**PROVIDED ENTRIES**.
+++

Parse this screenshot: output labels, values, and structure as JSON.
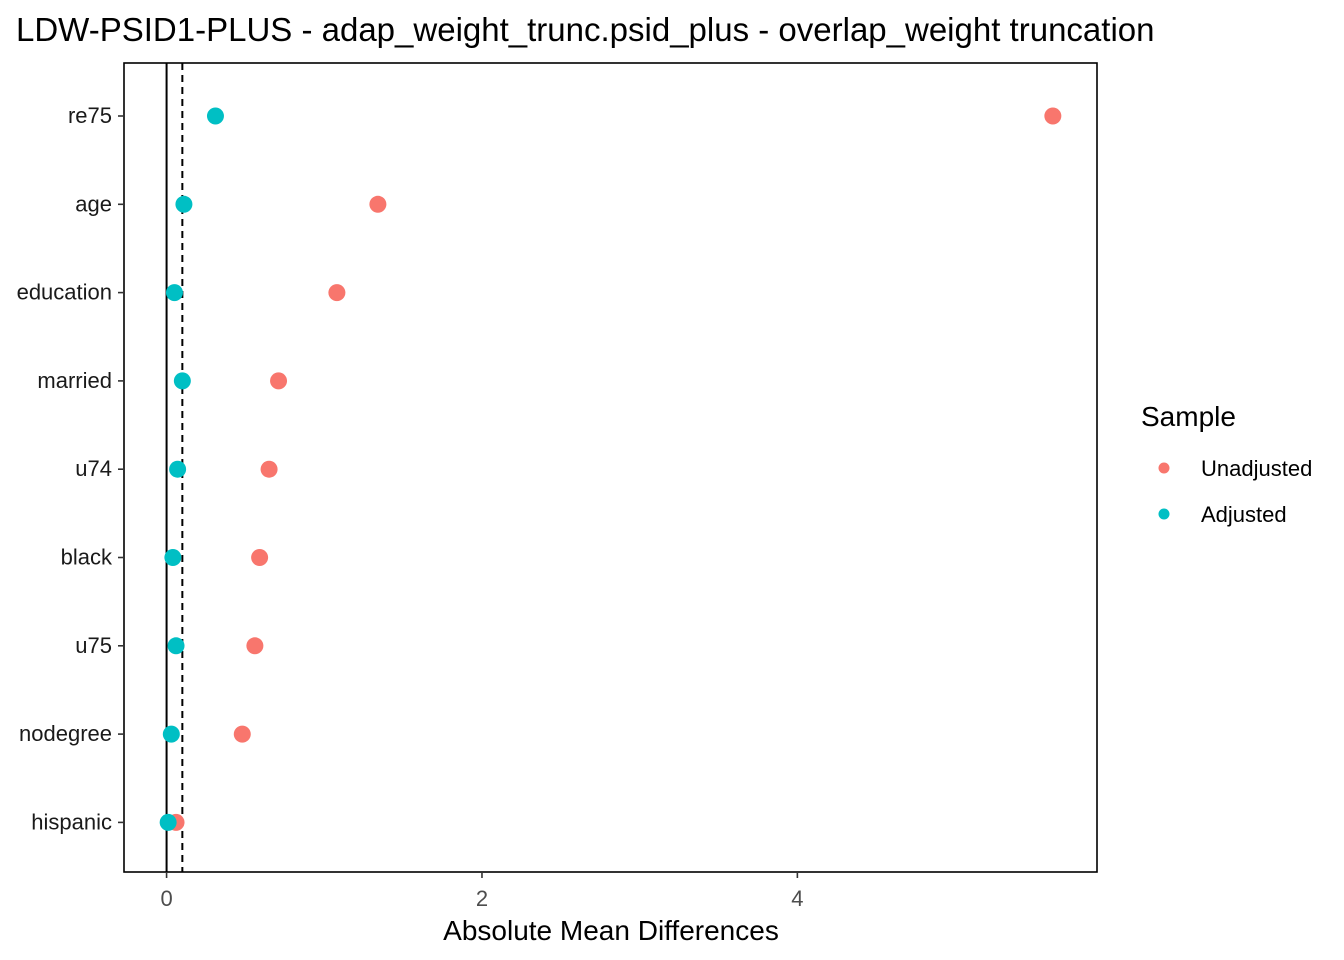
{
  "chart_data": {
    "type": "scatter",
    "title": "LDW-PSID1-PLUS - adap_weight_trunc.psid_plus - overlap_weight truncation",
    "xlabel": "Absolute Mean Differences",
    "ylabel": "",
    "categories": [
      "re75",
      "age",
      "education",
      "married",
      "u74",
      "black",
      "u75",
      "nodegree",
      "hispanic"
    ],
    "xlim": [
      -0.27,
      5.9
    ],
    "xticks": [
      0,
      2,
      4
    ],
    "threshold": 0.1,
    "legend": {
      "title": "Sample",
      "position": "right"
    },
    "series": [
      {
        "name": "Unadjusted",
        "color": "#F8766D",
        "values": [
          5.62,
          1.34,
          1.08,
          0.71,
          0.65,
          0.59,
          0.56,
          0.48,
          0.06
        ]
      },
      {
        "name": "Adjusted",
        "color": "#00BFC4",
        "values": [
          0.31,
          0.11,
          0.05,
          0.1,
          0.07,
          0.04,
          0.06,
          0.03,
          0.01
        ]
      }
    ]
  }
}
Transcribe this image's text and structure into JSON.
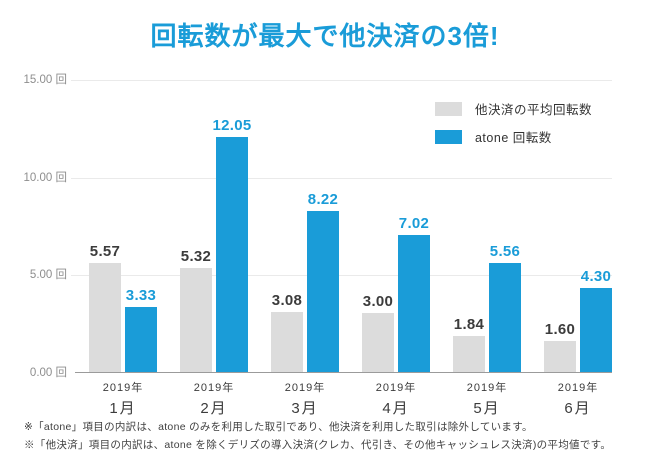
{
  "title": "回転数が最大で他決済の3倍!",
  "legend": {
    "items": [
      {
        "label": "他決済の平均回転数",
        "color": "#DCDCDC"
      },
      {
        "label": "atone 回転数",
        "color": "#1A9CD8"
      }
    ]
  },
  "chart_data": {
    "type": "bar",
    "title": "回転数が最大で他決済の3倍!",
    "categories": [
      {
        "year": "2019年",
        "month": "1月"
      },
      {
        "year": "2019年",
        "month": "2月"
      },
      {
        "year": "2019年",
        "month": "3月"
      },
      {
        "year": "2019年",
        "month": "4月"
      },
      {
        "year": "2019年",
        "month": "5月"
      },
      {
        "year": "2019年",
        "month": "6月"
      }
    ],
    "series": [
      {
        "name": "他決済の平均回転数",
        "color": "#DCDCDC",
        "label_color": "#3C3C3C",
        "values": [
          5.57,
          5.32,
          3.08,
          3.0,
          1.84,
          1.6
        ]
      },
      {
        "name": "atone 回転数",
        "color": "#1A9CD8",
        "label_color": "#1A9CD8",
        "values": [
          3.33,
          12.05,
          8.22,
          7.02,
          5.56,
          4.3
        ]
      }
    ],
    "ylim": [
      0,
      15
    ],
    "yticks": [
      {
        "value": 0,
        "label": "0.00 回"
      },
      {
        "value": 5,
        "label": "5.00 回"
      },
      {
        "value": 10,
        "label": "10.00 回"
      },
      {
        "value": 15,
        "label": "15.00 回"
      }
    ],
    "grid": true,
    "legend_position": "top-right"
  },
  "footnotes": [
    "※「atone」項目の内訳は、atone のみを利用した取引であり、他決済を利用した取引は除外しています。",
    "※「他決済」項目の内訳は、atone を除くデリズの導入決済(クレカ、代引き、その他キャッシュレス決済)の平均値です。"
  ],
  "colors": {
    "accent_blue": "#1A9CD8",
    "bar_gray": "#DCDCDC",
    "grid": "#EAEAEA",
    "axis": "#9B9B9B",
    "tick_text": "#8E8E8E",
    "text_dark": "#3C3C3C"
  }
}
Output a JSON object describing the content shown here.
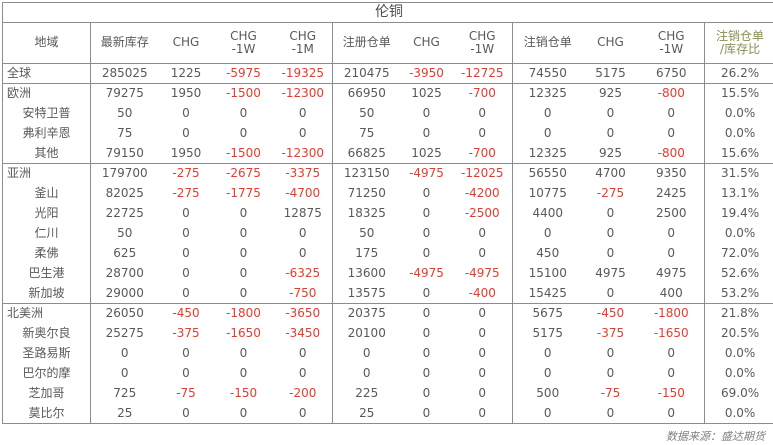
{
  "colors": {
    "text": "#595959",
    "negative": "#e23d32",
    "border": "#8c8c8c",
    "title": "#4d4d4d",
    "ratio_header": "#8c8c55",
    "footer": "#808080",
    "bg": "#ffffff"
  },
  "chart_data": {
    "type": "table",
    "title": "伦铜",
    "columns": [
      {
        "line1": "地域",
        "line2": ""
      },
      {
        "line1": "最新库存",
        "line2": ""
      },
      {
        "line1": "CHG",
        "line2": ""
      },
      {
        "line1": "CHG",
        "line2": "-1W"
      },
      {
        "line1": "CHG",
        "line2": "-1M"
      },
      {
        "line1": "注册仓单",
        "line2": ""
      },
      {
        "line1": "CHG",
        "line2": ""
      },
      {
        "line1": "CHG",
        "line2": "-1W"
      },
      {
        "line1": "注销仓单",
        "line2": ""
      },
      {
        "line1": "CHG",
        "line2": ""
      },
      {
        "line1": "CHG",
        "line2": "-1W"
      },
      {
        "line1": "注销仓单",
        "line2": "/库存比"
      }
    ],
    "rows": [
      {
        "name": "全球",
        "level": "region",
        "section_start": false,
        "values": [
          "285025",
          "1225",
          "-5975",
          "-19325",
          "210475",
          "-3950",
          "-12725",
          "74550",
          "5175",
          "6750",
          "26.2%"
        ]
      },
      {
        "name": "欧洲",
        "level": "region",
        "section_start": true,
        "values": [
          "79275",
          "1950",
          "-1500",
          "-12300",
          "66950",
          "1025",
          "-700",
          "12325",
          "925",
          "-800",
          "15.5%"
        ]
      },
      {
        "name": "安特卫普",
        "level": "city",
        "section_start": false,
        "values": [
          "50",
          "0",
          "0",
          "0",
          "50",
          "0",
          "0",
          "0",
          "0",
          "0",
          "0.0%"
        ]
      },
      {
        "name": "弗利辛恩",
        "level": "city",
        "section_start": false,
        "values": [
          "75",
          "0",
          "0",
          "0",
          "75",
          "0",
          "0",
          "0",
          "0",
          "0",
          "0.0%"
        ]
      },
      {
        "name": "其他",
        "level": "city",
        "section_start": false,
        "values": [
          "79150",
          "1950",
          "-1500",
          "-12300",
          "66825",
          "1025",
          "-700",
          "12325",
          "925",
          "-800",
          "15.6%"
        ]
      },
      {
        "name": "亚洲",
        "level": "region",
        "section_start": true,
        "values": [
          "179700",
          "-275",
          "-2675",
          "-3375",
          "123150",
          "-4975",
          "-12025",
          "56550",
          "4700",
          "9350",
          "31.5%"
        ]
      },
      {
        "name": "釜山",
        "level": "city",
        "section_start": false,
        "values": [
          "82025",
          "-275",
          "-1775",
          "-4700",
          "71250",
          "0",
          "-4200",
          "10775",
          "-275",
          "2425",
          "13.1%"
        ]
      },
      {
        "name": "光阳",
        "level": "city",
        "section_start": false,
        "values": [
          "22725",
          "0",
          "0",
          "12875",
          "18325",
          "0",
          "-2500",
          "4400",
          "0",
          "2500",
          "19.4%"
        ]
      },
      {
        "name": "仁川",
        "level": "city",
        "section_start": false,
        "values": [
          "50",
          "0",
          "0",
          "0",
          "50",
          "0",
          "0",
          "0",
          "0",
          "0",
          "0.0%"
        ]
      },
      {
        "name": "柔佛",
        "level": "city",
        "section_start": false,
        "values": [
          "625",
          "0",
          "0",
          "0",
          "175",
          "0",
          "0",
          "450",
          "0",
          "0",
          "72.0%"
        ]
      },
      {
        "name": "巴生港",
        "level": "city",
        "section_start": false,
        "values": [
          "28700",
          "0",
          "0",
          "-6325",
          "13600",
          "-4975",
          "-4975",
          "15100",
          "4975",
          "4975",
          "52.6%"
        ]
      },
      {
        "name": "新加坡",
        "level": "city",
        "section_start": false,
        "values": [
          "29000",
          "0",
          "0",
          "-750",
          "13575",
          "0",
          "-400",
          "15425",
          "0",
          "400",
          "53.2%"
        ]
      },
      {
        "name": "北美洲",
        "level": "region",
        "section_start": true,
        "values": [
          "26050",
          "-450",
          "-1800",
          "-3650",
          "20375",
          "0",
          "0",
          "5675",
          "-450",
          "-1800",
          "21.8%"
        ]
      },
      {
        "name": "新奥尔良",
        "level": "city",
        "section_start": false,
        "values": [
          "25275",
          "-375",
          "-1650",
          "-3450",
          "20100",
          "0",
          "0",
          "5175",
          "-375",
          "-1650",
          "20.5%"
        ]
      },
      {
        "name": "圣路易斯",
        "level": "city",
        "section_start": false,
        "values": [
          "0",
          "0",
          "0",
          "0",
          "0",
          "0",
          "0",
          "0",
          "0",
          "0",
          "0.0%"
        ]
      },
      {
        "name": "巴尔的摩",
        "level": "city",
        "section_start": false,
        "values": [
          "0",
          "0",
          "0",
          "0",
          "0",
          "0",
          "0",
          "0",
          "0",
          "0",
          "0.0%"
        ]
      },
      {
        "name": "芝加哥",
        "level": "city",
        "section_start": false,
        "values": [
          "725",
          "-75",
          "-150",
          "-200",
          "225",
          "0",
          "0",
          "500",
          "-75",
          "-150",
          "69.0%"
        ]
      },
      {
        "name": "莫比尔",
        "level": "city",
        "section_start": false,
        "values": [
          "25",
          "0",
          "0",
          "0",
          "25",
          "0",
          "0",
          "0",
          "0",
          "0",
          "0.0%"
        ]
      }
    ],
    "footer_source": "数据来源：盛达期货"
  }
}
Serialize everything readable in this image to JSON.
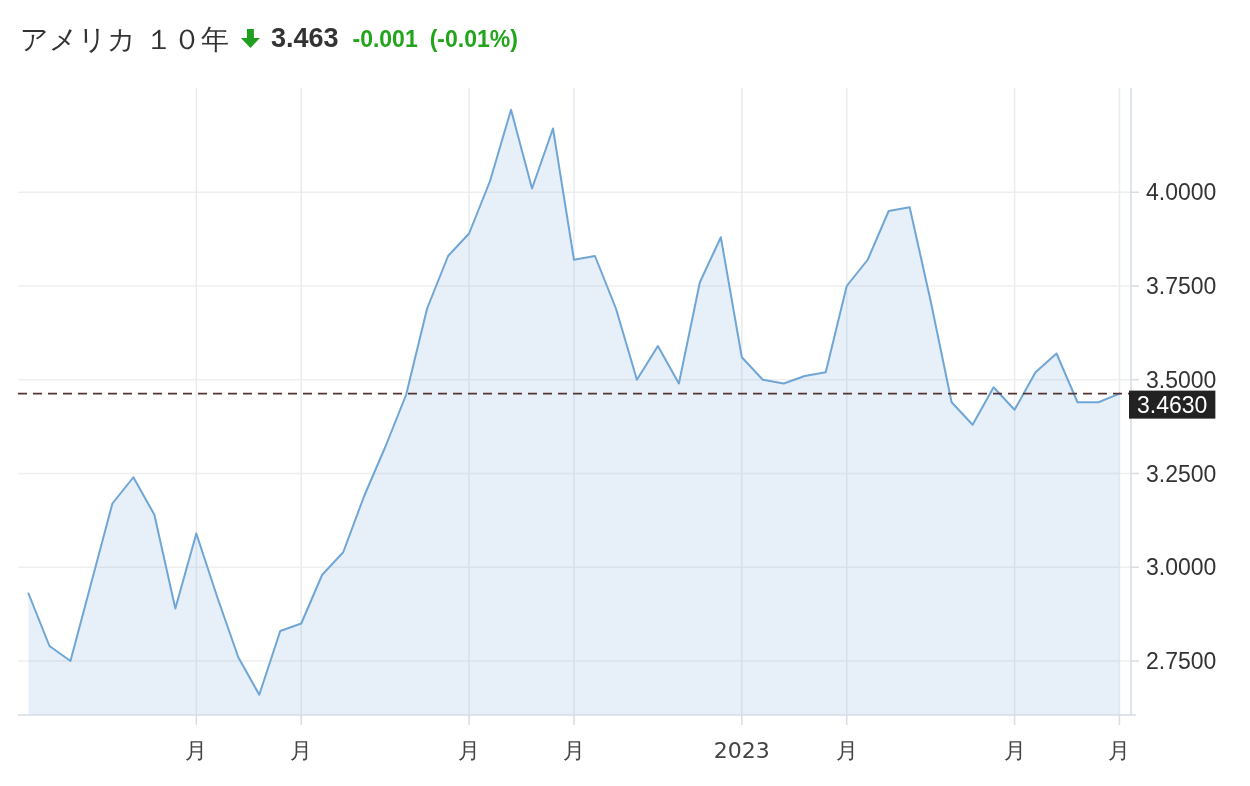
{
  "chart_data": {
    "type": "area",
    "title": "アメリカ １０年",
    "annotations": [
      "3.463",
      "-0.001",
      "(-0.01%)"
    ],
    "categories": [
      null,
      null,
      null,
      null,
      null,
      null,
      null,
      null,
      "月",
      null,
      null,
      null,
      null,
      "月",
      null,
      null,
      null,
      null,
      null,
      null,
      null,
      "月",
      null,
      null,
      null,
      null,
      "月",
      null,
      null,
      null,
      null,
      null,
      null,
      null,
      "2023",
      null,
      null,
      null,
      null,
      "月",
      null,
      null,
      null,
      null,
      null,
      null,
      null,
      "月",
      null,
      null,
      null,
      null,
      "月"
    ],
    "series": [
      {
        "color": "#6fa6d6",
        "values": [
          2.93,
          2.79,
          2.75,
          2.96,
          3.17,
          3.24,
          3.14,
          2.89,
          3.09,
          2.92,
          2.76,
          2.66,
          2.83,
          2.85,
          2.98,
          3.04,
          3.19,
          3.32,
          3.46,
          3.69,
          3.83,
          3.89,
          4.03,
          4.22,
          4.01,
          4.17,
          3.82,
          3.83,
          3.69,
          3.5,
          3.59,
          3.49,
          3.76,
          3.88,
          3.56,
          3.5,
          3.49,
          3.51,
          3.52,
          3.75,
          3.82,
          3.95,
          3.96,
          3.71,
          3.44,
          3.38,
          3.48,
          3.42,
          3.52,
          3.57,
          3.44,
          3.44,
          3.463
        ]
      }
    ],
    "ylim": [
      2.606,
      4.278
    ],
    "yticks": [
      {
        "value": 2.75,
        "label": "2.7500"
      },
      {
        "value": 3.0,
        "label": "3.0000"
      },
      {
        "value": 3.25,
        "label": "3.2500"
      },
      {
        "value": 3.5,
        "label": "3.5000"
      },
      {
        "value": 3.75,
        "label": "3.7500"
      },
      {
        "value": 4.0,
        "label": "4.0000"
      }
    ],
    "ref_lines": [
      {
        "axis": "y",
        "value": 3.463,
        "label": "3.4630",
        "line_style": "dashed",
        "color": "#553333"
      }
    ],
    "grid": true
  }
}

+++

From the listing above, collect every line that mentions the word "structure".

**RESPONSE TO THIS EXERCISE**.
Parse this screenshot: output labels, values, and structure as JSON.
Transcribe this image's text and structure into JSON.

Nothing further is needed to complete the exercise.